**Requirement:** Reproduce the entire listing word for word.

**Recorded information:**
__________________________________________________

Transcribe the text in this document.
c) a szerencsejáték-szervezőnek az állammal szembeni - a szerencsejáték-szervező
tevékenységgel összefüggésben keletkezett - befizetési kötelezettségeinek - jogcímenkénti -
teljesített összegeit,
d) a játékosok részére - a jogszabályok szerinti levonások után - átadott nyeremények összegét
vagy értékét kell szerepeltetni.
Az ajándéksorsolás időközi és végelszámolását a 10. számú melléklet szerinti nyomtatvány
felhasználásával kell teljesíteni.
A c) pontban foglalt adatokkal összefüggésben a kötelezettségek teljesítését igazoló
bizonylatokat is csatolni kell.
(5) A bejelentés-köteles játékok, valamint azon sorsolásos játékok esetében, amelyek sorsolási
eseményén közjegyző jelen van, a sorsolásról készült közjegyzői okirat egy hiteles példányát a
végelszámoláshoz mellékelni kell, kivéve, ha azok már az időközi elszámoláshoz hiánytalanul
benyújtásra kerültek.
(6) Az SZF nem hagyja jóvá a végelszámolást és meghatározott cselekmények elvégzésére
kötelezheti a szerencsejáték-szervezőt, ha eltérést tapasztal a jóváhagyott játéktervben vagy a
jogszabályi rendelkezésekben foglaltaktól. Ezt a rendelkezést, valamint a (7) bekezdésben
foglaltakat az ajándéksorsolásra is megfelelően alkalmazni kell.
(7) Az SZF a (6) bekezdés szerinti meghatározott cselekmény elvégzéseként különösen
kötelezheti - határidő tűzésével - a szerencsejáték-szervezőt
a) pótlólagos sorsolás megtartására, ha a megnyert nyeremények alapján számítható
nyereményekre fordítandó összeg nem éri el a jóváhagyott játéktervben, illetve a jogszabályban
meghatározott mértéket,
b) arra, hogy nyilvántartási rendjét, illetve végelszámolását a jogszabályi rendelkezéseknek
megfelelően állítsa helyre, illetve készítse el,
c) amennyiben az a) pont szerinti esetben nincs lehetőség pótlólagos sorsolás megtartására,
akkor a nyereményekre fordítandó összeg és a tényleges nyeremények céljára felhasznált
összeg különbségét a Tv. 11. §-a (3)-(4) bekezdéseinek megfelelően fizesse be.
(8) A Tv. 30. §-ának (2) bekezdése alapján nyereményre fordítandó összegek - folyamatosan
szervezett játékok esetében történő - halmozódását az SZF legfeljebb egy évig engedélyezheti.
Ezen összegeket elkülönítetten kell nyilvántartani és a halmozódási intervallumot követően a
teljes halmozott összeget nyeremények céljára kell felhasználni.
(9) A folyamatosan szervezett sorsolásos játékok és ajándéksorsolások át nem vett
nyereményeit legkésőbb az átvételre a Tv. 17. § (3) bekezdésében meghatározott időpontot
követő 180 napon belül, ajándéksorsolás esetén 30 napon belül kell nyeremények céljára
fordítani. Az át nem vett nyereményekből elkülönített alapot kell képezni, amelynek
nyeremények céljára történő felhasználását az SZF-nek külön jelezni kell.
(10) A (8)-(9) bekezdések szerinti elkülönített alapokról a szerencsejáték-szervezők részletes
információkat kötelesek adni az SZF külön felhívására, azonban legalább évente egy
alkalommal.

__________________________________________________

**Solved exercise:**
Transcribe the text in this document.
c) a szerencsejáték-szervezőnek az állammal szembeni - a szerencsejáték-szervező
tevékenységgel összefüggésben keletkezett - befizetési kötelezettségeinek - jogcímenkénti -
teljesített összegeit,
d) a játékosok részére - a jogszabályok szerinti levonások után - átadott nyeremények összegét
vagy értékét kell szerepeltetni.
Az ajándéksorsolás időközi és végelszámolását a 10. számú melléklet szerinti nyomtatvány
felhasználásával kell teljesíteni.
A c) pontban foglalt adatokkal összefüggésben a kötelezettségek teljesítését igazoló
bizonylatokat is csatolni kell.
(5) A bejelentés-köteles játékok, valamint azon sorsolásos játékok esetében, amelyek sorsolási
eseményén közjegyző jelen van, a sorsolásról készült közjegyzői okirat egy hiteles példányát a
végelszámoláshoz mellékelni kell, kivéve, ha azok már az időközi elszámoláshoz hiánytalanul
benyújtásra kerültek.
(6) Az SZF nem hagyja jóvá a végelszámolást és meghatározott cselekmények elvégzésére
kötelezheti a szerencsejáték-szervezőt, ha eltérést tapasztal a jóváhagyott játéktervben vagy a
jogszabályi rendelkezésekben foglaltaktól. Ezt a rendelkezést, valamint a (7) bekezdésben
foglaltakat az ajándéksorsolásra is megfelelően alkalmazni kell.
(7) Az SZF a (6) bekezdés szerinti meghatározott cselekmény elvégzéseként különösen
kötelezheti - határidő tűzésével - a szerencsejáték-szervezőt
a) pótlólagos sorsolás megtartására, ha a megnyert nyeremények alapján számítható
nyereményekre fordítandó összeg nem éri el a jóváhagyott játéktervben, illetve a jogszabályban
meghatározott mértéket,
b) arra, hogy nyilvántartási rendjét, illetve végelszámolását a jogszabályi rendelkezéseknek
megfelelően állítsa helyre, illetve készítse el,
c) amennyiben az a) pont szerinti esetben nincs lehetőség pótlólagos sorsolás megtartására,
akkor a nyereményekre fordítandó összeg és a tényleges nyeremények céljára felhasznált
összeg különbségét a Tv. 11. §-a (3)-(4) bekezdéseinek megfelelően fizesse be.
(8) A Tv. 30. §-ának (2) bekezdése alapján nyereményre fordítandó összegek - folyamatosan
szervezett játékok esetében történő - halmozódását az SZF legfeljebb egy évig engedélyezheti.
Ezen összegeket elkülönítetten kell nyilvántartani és a halmozódási intervallumot követően a
teljes halmozott összeget nyeremények céljára kell felhasználni.
(9) A folyamatosan szervezett sorsolásos játékok és ajándéksorsolások át nem vett
nyereményeit legkésőbb az átvételre a Tv. 17. § (3) bekezdésében meghatározott időpontot
követő 180 napon belül, ajándéksorsolás esetén 30 napon belül kell nyeremények céljára
fordítani. Az át nem vett nyereményekből elkülönített alapot kell képezni, amelynek
nyeremények céljára történő felhasználását az SZF-nek külön jelezni kell.
(10) A (8)-(9) bekezdések szerinti elkülönített alapokról a szerencsejáték-szervezők részletes
információkat kötelesek adni az SZF külön felhívására, azonban legalább évente egy
alkalommal.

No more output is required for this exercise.